-- START Given data --
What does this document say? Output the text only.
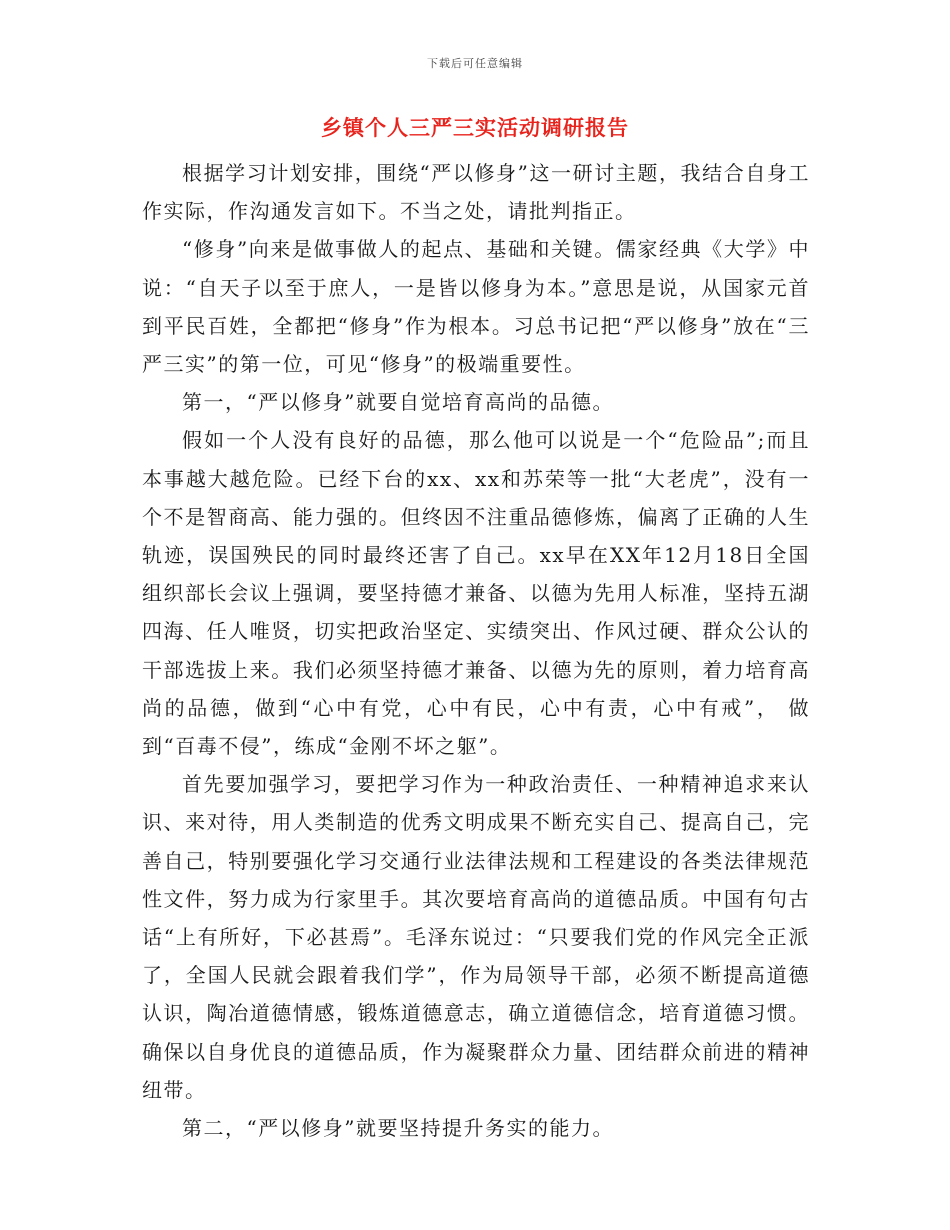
下载后可任意编辑
乡镇个人三严三实活动调研报告

根据学习计划安排，围绕“严以修身”这一研讨主题，我结合自身工作实际，作沟通发言如下。不当之处，请批判指正。

“修身”向来是做事做人的起点、基础和关键。儒家经典《大学》中说：“自天子以至于庶人，一是皆以修身为本。”意思是说，从国家元首到平民百姓，全都把“修身”作为根本。习总书记把“严以修身”放在“三严三实”的第一位，可见“修身”的极端重要性。

第一，“严以修身”就要自觉培育高尚的品德。

假如一个人没有良好的品德，那么他可以说是一个“危险品”;而且本事越大越危险。已经下台的xx、xx和苏荣等一批“大老虎”，没有一个不是智商高、能力强的。但终因不注重品德修炼，偏离了正确的人生轨迹，误国殃民的同时最终还害了自己。xx早在XX年12月18日全国组织部长会议上强调，要坚持德才兼备、以德为先用人标准，坚持五湖四海、任人唯贤，切实把政治坚定、实绩突出、作风过硬、群众公认的干部选拔上来。我们必须坚持德才兼备、以德为先的原则，着力培育高尚的品德，做到“心中有党，心中有民，心中有责，心中有戒”， 做到“百毒不侵”，练成“金刚不坏之躯”。

首先要加强学习，要把学习作为一种政治责任、一种精神追求来认识、来对待，用人类制造的优秀文明成果不断充实自己、提高自己，完善自己，特别要强化学习交通行业法律法规和工程建设的各类法律规范性文件，努力成为行家里手。其次要培育高尚的道德品质。中国有句古话“上有所好，下必甚焉”。毛泽东说过：“只要我们党的作风完全正派了，全国人民就会跟着我们学”，作为局领导干部，必须不断提高道德认识，陶冶道德情感，锻炼道德意志，确立道德信念，培育道德习惯。确保以自身优良的道德品质，作为凝聚群众力量、团结群众前进的精神纽带。

第二，“严以修身”就要坚持提升务实的能力。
-- END Given data --
Take the records above and transcribe them exactly, dropping every picture.

What does this document say? Output the text only.
下载后可任意编辑
乡镇个人三严三实活动调研报告

根据学习计划安排，围绕“严以修身”这一研讨主题，我结合自身工作实际，作沟通发言如下。不当之处，请批判指正。

“修身”向来是做事做人的起点、基础和关键。儒家经典《大学》中说：“自天子以至于庶人，一是皆以修身为本。”意思是说，从国家元首到平民百姓，全都把“修身”作为根本。习总书记把“严以修身”放在“三严三实”的第一位，可见“修身”的极端重要性。

第一，“严以修身”就要自觉培育高尚的品德。

假如一个人没有良好的品德，那么他可以说是一个“危险品”;而且本事越大越危险。已经下台的xx、xx和苏荣等一批“大老虎”，没有一个不是智商高、能力强的。但终因不注重品德修炼，偏离了正确的人生轨迹，误国殃民的同时最终还害了自己。xx早在XX年12月18日全国组织部长会议上强调，要坚持德才兼备、以德为先用人标准，坚持五湖四海、任人唯贤，切实把政治坚定、实绩突出、作风过硬、群众公认的干部选拔上来。我们必须坚持德才兼备、以德为先的原则，着力培育高尚的品德，做到“心中有党，心中有民，心中有责，心中有戒”， 做到“百毒不侵”，练成“金刚不坏之躯”。

首先要加强学习，要把学习作为一种政治责任、一种精神追求来认识、来对待，用人类制造的优秀文明成果不断充实自己、提高自己，完善自己，特别要强化学习交通行业法律法规和工程建设的各类法律规范性文件，努力成为行家里手。其次要培育高尚的道德品质。中国有句古话“上有所好，下必甚焉”。毛泽东说过：“只要我们党的作风完全正派了，全国人民就会跟着我们学”，作为局领导干部，必须不断提高道德认识，陶冶道德情感，锻炼道德意志，确立道德信念，培育道德习惯。确保以自身优良的道德品质，作为凝聚群众力量、团结群众前进的精神纽带。

第二，“严以修身”就要坚持提升务实的能力。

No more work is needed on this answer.